**THE EXERCISE**
Look in the data below for the line that contains "Convert this chart to structured JSON data.". Copy that line and the remaining lines exactly.

**INFORMATION GIVEN**
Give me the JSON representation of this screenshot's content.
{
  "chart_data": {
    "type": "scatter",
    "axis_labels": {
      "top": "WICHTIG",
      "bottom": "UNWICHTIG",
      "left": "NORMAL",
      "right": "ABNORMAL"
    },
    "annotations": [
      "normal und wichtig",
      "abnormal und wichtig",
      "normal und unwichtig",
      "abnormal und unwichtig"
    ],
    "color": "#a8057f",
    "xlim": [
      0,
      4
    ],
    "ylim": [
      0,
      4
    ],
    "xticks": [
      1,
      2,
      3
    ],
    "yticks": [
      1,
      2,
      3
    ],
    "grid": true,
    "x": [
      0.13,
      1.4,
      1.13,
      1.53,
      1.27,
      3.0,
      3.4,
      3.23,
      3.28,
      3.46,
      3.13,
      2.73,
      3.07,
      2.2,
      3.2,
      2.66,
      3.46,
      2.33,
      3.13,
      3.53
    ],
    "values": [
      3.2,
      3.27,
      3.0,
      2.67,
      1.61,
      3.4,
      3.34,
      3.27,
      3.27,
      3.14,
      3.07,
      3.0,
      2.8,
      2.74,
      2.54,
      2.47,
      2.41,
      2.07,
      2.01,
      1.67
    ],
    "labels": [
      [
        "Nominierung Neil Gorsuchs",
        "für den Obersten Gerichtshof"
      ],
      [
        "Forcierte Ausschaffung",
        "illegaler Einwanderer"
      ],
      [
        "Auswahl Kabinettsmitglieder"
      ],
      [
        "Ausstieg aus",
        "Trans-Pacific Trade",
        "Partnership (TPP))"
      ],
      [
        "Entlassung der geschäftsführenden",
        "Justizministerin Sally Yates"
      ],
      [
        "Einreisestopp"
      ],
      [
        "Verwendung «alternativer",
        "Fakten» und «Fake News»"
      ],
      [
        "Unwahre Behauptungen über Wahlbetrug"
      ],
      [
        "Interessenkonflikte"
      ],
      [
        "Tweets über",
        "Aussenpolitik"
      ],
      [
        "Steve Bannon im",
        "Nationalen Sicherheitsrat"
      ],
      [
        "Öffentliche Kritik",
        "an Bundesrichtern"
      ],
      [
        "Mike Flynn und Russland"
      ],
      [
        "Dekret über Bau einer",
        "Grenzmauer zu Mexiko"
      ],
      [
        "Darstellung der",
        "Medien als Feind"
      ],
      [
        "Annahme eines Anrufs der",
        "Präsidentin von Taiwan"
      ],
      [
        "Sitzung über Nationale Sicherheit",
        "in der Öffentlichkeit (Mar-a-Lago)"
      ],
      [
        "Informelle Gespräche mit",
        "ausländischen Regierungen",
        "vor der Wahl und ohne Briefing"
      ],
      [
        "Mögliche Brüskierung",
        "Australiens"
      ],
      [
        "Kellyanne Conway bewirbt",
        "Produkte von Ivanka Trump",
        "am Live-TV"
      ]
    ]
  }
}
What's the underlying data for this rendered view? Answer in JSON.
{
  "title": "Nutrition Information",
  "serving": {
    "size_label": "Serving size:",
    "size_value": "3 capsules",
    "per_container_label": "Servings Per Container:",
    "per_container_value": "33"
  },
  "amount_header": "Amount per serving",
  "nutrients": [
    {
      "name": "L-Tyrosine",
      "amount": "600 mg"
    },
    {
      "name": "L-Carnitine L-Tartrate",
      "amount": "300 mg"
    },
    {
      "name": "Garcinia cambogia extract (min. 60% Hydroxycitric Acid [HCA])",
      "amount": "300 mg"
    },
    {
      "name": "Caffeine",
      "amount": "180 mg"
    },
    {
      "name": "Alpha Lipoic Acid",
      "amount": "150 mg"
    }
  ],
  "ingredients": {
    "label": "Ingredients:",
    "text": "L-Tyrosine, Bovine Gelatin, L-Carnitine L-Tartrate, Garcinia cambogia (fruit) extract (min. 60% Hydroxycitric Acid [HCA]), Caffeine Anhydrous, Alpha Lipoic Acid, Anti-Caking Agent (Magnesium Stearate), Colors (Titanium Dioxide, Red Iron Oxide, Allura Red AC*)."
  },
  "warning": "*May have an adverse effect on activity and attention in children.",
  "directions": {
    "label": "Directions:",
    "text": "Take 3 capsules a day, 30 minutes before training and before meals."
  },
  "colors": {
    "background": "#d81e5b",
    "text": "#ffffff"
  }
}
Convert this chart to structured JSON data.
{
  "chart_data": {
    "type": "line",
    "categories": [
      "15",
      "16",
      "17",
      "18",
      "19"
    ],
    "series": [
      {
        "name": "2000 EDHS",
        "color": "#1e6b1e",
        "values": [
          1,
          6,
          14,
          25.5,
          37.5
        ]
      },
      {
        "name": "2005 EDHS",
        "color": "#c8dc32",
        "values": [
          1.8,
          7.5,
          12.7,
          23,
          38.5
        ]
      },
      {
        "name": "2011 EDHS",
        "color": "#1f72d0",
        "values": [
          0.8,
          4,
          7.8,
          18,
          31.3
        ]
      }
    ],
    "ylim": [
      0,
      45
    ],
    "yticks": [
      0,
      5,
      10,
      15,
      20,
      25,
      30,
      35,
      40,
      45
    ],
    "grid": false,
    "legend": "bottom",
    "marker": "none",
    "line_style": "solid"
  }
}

**OUTPUT OF THE TASK**
Convert this chart to structured JSON data.
{
  "chart_data": {
    "type": "line",
    "categories": [
      "15",
      "16",
      "17",
      "18",
      "19"
    ],
    "series": [
      {
        "name": "2000 EDHS",
        "color": "#1e6b1e",
        "values": [
          1,
          6,
          14,
          25.5,
          37.5
        ]
      },
      {
        "name": "2005 EDHS",
        "color": "#c8dc32",
        "values": [
          1.8,
          7.5,
          12.7,
          23,
          38.5
        ]
      },
      {
        "name": "2011 EDHS",
        "color": "#1f72d0",
        "values": [
          0.8,
          4,
          7.8,
          18,
          31.3
        ]
      }
    ],
    "ylim": [
      0,
      45
    ],
    "yticks": [
      0,
      5,
      10,
      15,
      20,
      25,
      30,
      35,
      40,
      45
    ],
    "grid": false,
    "legend": "bottom",
    "marker": "none",
    "line_style": "solid"
  }
}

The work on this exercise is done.